■ Records for the exercise ■
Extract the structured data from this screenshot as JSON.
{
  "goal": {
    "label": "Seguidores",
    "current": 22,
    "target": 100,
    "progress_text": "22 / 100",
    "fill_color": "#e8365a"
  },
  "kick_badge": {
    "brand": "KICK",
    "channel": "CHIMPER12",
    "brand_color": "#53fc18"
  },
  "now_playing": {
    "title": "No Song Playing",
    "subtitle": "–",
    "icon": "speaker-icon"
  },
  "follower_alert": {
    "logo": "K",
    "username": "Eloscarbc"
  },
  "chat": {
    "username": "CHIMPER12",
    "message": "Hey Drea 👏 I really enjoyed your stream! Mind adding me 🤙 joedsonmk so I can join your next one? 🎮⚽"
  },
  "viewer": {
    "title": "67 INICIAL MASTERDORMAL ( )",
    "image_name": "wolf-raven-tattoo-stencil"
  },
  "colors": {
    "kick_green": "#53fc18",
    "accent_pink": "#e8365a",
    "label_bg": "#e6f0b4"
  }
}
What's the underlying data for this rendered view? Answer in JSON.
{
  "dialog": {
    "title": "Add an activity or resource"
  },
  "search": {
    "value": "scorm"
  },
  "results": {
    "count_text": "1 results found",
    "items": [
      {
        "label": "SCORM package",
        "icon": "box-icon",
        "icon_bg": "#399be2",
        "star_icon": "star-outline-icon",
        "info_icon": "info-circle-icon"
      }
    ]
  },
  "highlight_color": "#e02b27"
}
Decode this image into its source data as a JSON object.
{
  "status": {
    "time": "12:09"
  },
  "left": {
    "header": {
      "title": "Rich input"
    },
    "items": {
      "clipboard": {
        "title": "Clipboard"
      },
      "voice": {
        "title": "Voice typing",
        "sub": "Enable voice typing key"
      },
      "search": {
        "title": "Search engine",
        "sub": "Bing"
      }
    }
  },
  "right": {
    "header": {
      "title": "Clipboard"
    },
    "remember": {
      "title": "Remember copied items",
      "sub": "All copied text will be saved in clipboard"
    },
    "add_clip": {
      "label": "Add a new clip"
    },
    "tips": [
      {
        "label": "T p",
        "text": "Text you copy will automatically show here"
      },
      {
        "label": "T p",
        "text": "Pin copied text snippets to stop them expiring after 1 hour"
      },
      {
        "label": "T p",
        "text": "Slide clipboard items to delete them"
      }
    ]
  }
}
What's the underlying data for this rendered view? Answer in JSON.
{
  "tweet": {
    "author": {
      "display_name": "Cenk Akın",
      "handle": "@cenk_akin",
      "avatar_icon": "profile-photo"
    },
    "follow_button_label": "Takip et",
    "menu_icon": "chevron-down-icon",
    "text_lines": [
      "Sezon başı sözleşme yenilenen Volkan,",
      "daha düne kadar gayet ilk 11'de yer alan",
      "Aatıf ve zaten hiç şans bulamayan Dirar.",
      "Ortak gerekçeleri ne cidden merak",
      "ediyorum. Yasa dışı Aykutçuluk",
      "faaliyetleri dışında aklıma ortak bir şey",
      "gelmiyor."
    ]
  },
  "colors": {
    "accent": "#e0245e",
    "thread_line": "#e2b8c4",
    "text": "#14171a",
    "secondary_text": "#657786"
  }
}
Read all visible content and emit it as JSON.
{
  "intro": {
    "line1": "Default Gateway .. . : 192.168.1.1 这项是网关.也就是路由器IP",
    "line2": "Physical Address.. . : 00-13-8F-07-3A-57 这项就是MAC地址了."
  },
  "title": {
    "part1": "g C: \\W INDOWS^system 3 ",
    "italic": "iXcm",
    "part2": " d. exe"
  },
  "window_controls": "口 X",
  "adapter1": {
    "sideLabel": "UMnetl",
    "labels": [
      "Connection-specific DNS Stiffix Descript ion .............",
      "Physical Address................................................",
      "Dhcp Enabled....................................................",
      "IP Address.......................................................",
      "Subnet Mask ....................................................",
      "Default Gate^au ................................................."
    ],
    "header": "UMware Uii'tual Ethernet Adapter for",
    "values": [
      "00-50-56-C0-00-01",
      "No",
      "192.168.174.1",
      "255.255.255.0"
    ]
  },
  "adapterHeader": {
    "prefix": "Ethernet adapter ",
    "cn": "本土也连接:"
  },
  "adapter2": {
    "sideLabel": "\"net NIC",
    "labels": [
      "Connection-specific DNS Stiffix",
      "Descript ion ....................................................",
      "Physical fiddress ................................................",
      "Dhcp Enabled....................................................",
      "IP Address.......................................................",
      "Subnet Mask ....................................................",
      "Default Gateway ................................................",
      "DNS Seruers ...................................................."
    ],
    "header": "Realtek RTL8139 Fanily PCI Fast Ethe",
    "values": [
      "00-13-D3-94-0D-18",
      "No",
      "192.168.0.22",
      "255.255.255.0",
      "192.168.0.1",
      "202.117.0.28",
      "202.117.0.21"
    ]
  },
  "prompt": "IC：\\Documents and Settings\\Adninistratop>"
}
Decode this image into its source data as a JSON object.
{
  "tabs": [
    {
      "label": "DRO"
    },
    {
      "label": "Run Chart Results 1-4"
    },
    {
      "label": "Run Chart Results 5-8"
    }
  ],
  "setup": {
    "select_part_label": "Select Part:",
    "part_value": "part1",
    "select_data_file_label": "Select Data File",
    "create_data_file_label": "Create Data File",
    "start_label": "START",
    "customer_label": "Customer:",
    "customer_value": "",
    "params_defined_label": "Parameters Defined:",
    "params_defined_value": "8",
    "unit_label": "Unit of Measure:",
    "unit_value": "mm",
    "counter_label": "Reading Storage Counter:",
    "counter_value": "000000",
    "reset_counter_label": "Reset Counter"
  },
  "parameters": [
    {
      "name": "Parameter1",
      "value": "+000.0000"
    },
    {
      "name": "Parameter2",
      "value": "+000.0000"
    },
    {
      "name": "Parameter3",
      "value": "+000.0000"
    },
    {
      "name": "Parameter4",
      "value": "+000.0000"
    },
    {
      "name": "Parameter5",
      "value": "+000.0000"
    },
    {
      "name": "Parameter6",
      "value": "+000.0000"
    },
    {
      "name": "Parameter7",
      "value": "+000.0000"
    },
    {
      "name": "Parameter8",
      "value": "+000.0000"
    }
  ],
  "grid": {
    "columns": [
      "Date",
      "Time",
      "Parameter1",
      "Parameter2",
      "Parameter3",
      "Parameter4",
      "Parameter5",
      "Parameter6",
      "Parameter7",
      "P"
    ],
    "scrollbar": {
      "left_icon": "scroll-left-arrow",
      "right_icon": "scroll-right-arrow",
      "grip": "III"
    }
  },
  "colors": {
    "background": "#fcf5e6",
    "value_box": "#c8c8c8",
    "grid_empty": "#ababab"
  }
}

■ Stated goal ■
Above are some records; repeat all of them exactly.

■ Answer for the task ■
Extract the structured data from this screenshot as JSON.
{
  "goal": {
    "label": "Seguidores",
    "current": 22,
    "target": 100,
    "progress_text": "22 / 100",
    "fill_color": "#e8365a"
  },
  "kick_badge": {
    "brand": "KICK",
    "channel": "CHIMPER12",
    "brand_color": "#53fc18"
  },
  "now_playing": {
    "title": "No Song Playing",
    "subtitle": "–",
    "icon": "speaker-icon"
  },
  "follower_alert": {
    "logo": "K",
    "username": "Eloscarbc"
  },
  "chat": {
    "username": "CHIMPER12",
    "message": "Hey Drea 👏 I really enjoyed your stream! Mind adding me 🤙 joedsonmk so I can join your next one? 🎮⚽"
  },
  "viewer": {
    "title": "67 INICIAL MASTERDORMAL ( )",
    "image_name": "wolf-raven-tattoo-stencil"
  },
  "colors": {
    "kick_green": "#53fc18",
    "accent_pink": "#e8365a",
    "label_bg": "#e6f0b4"
  }
}
What's the underlying data for this rendered view? Answer in JSON.
{
  "dialog": {
    "title": "Add an activity or resource"
  },
  "search": {
    "value": "scorm"
  },
  "results": {
    "count_text": "1 results found",
    "items": [
      {
        "label": "SCORM package",
        "icon": "box-icon",
        "icon_bg": "#399be2",
        "star_icon": "star-outline-icon",
        "info_icon": "info-circle-icon"
      }
    ]
  },
  "highlight_color": "#e02b27"
}
Decode this image into its source data as a JSON object.
{
  "status": {
    "time": "12:09"
  },
  "left": {
    "header": {
      "title": "Rich input"
    },
    "items": {
      "clipboard": {
        "title": "Clipboard"
      },
      "voice": {
        "title": "Voice typing",
        "sub": "Enable voice typing key"
      },
      "search": {
        "title": "Search engine",
        "sub": "Bing"
      }
    }
  },
  "right": {
    "header": {
      "title": "Clipboard"
    },
    "remember": {
      "title": "Remember copied items",
      "sub": "All copied text will be saved in clipboard"
    },
    "add_clip": {
      "label": "Add a new clip"
    },
    "tips": [
      {
        "label": "T p",
        "text": "Text you copy will automatically show here"
      },
      {
        "label": "T p",
        "text": "Pin copied text snippets to stop them expiring after 1 hour"
      },
      {
        "label": "T p",
        "text": "Slide clipboard items to delete them"
      }
    ]
  }
}
What's the underlying data for this rendered view? Answer in JSON.
{
  "tweet": {
    "author": {
      "display_name": "Cenk Akın",
      "handle": "@cenk_akin",
      "avatar_icon": "profile-photo"
    },
    "follow_button_label": "Takip et",
    "menu_icon": "chevron-down-icon",
    "text_lines": [
      "Sezon başı sözleşme yenilenen Volkan,",
      "daha düne kadar gayet ilk 11'de yer alan",
      "Aatıf ve zaten hiç şans bulamayan Dirar.",
      "Ortak gerekçeleri ne cidden merak",
      "ediyorum. Yasa dışı Aykutçuluk",
      "faaliyetleri dışında aklıma ortak bir şey",
      "gelmiyor."
    ]
  },
  "colors": {
    "accent": "#e0245e",
    "thread_line": "#e2b8c4",
    "text": "#14171a",
    "secondary_text": "#657786"
  }
}
Read all visible content and emit it as JSON.
{
  "intro": {
    "line1": "Default Gateway .. . : 192.168.1.1 这项是网关.也就是路由器IP",
    "line2": "Physical Address.. . : 00-13-8F-07-3A-57 这项就是MAC地址了."
  },
  "title": {
    "part1": "g C: \\W INDOWS^system 3 ",
    "italic": "iXcm",
    "part2": " d. exe"
  },
  "window_controls": "口 X",
  "adapter1": {
    "sideLabel": "UMnetl",
    "labels": [
      "Connection-specific DNS Stiffix Descript ion .............",
      "Physical Address................................................",
      "Dhcp Enabled....................................................",
      "IP Address.......................................................",
      "Subnet Mask ....................................................",
      "Default Gate^au ................................................."
    ],
    "header": "UMware Uii'tual Ethernet Adapter for",
    "values": [
      "00-50-56-C0-00-01",
      "No",
      "192.168.174.1",
      "255.255.255.0"
    ]
  },
  "adapterHeader": {
    "prefix": "Ethernet adapter ",
    "cn": "本土也连接:"
  },
  "adapter2": {
    "sideLabel": "\"net NIC",
    "labels": [
      "Connection-specific DNS Stiffix",
      "Descript ion ....................................................",
      "Physical fiddress ................................................",
      "Dhcp Enabled....................................................",
      "IP Address.......................................................",
      "Subnet Mask ....................................................",
      "Default Gateway ................................................",
      "DNS Seruers ...................................................."
    ],
    "header": "Realtek RTL8139 Fanily PCI Fast Ethe",
    "values": [
      "00-13-D3-94-0D-18",
      "No",
      "192.168.0.22",
      "255.255.255.0",
      "192.168.0.1",
      "202.117.0.28",
      "202.117.0.21"
    ]
  },
  "prompt": "IC：\\Documents and Settings\\Adninistratop>"
}
Decode this image into its source data as a JSON object.
{
  "tabs": [
    {
      "label": "DRO"
    },
    {
      "label": "Run Chart Results 1-4"
    },
    {
      "label": "Run Chart Results 5-8"
    }
  ],
  "setup": {
    "select_part_label": "Select Part:",
    "part_value": "part1",
    "select_data_file_label": "Select Data File",
    "create_data_file_label": "Create Data File",
    "start_label": "START",
    "customer_label": "Customer:",
    "customer_value": "",
    "params_defined_label": "Parameters Defined:",
    "params_defined_value": "8",
    "unit_label": "Unit of Measure:",
    "unit_value": "mm",
    "counter_label": "Reading Storage Counter:",
    "counter_value": "000000",
    "reset_counter_label": "Reset Counter"
  },
  "parameters": [
    {
      "name": "Parameter1",
      "value": "+000.0000"
    },
    {
      "name": "Parameter2",
      "value": "+000.0000"
    },
    {
      "name": "Parameter3",
      "value": "+000.0000"
    },
    {
      "name": "Parameter4",
      "value": "+000.0000"
    },
    {
      "name": "Parameter5",
      "value": "+000.0000"
    },
    {
      "name": "Parameter6",
      "value": "+000.0000"
    },
    {
      "name": "Parameter7",
      "value": "+000.0000"
    },
    {
      "name": "Parameter8",
      "value": "+000.0000"
    }
  ],
  "grid": {
    "columns": [
      "Date",
      "Time",
      "Parameter1",
      "Parameter2",
      "Parameter3",
      "Parameter4",
      "Parameter5",
      "Parameter6",
      "Parameter7",
      "P"
    ],
    "scrollbar": {
      "left_icon": "scroll-left-arrow",
      "right_icon": "scroll-right-arrow",
      "grip": "III"
    }
  },
  "colors": {
    "background": "#fcf5e6",
    "value_box": "#c8c8c8",
    "grid_empty": "#ababab"
  }
}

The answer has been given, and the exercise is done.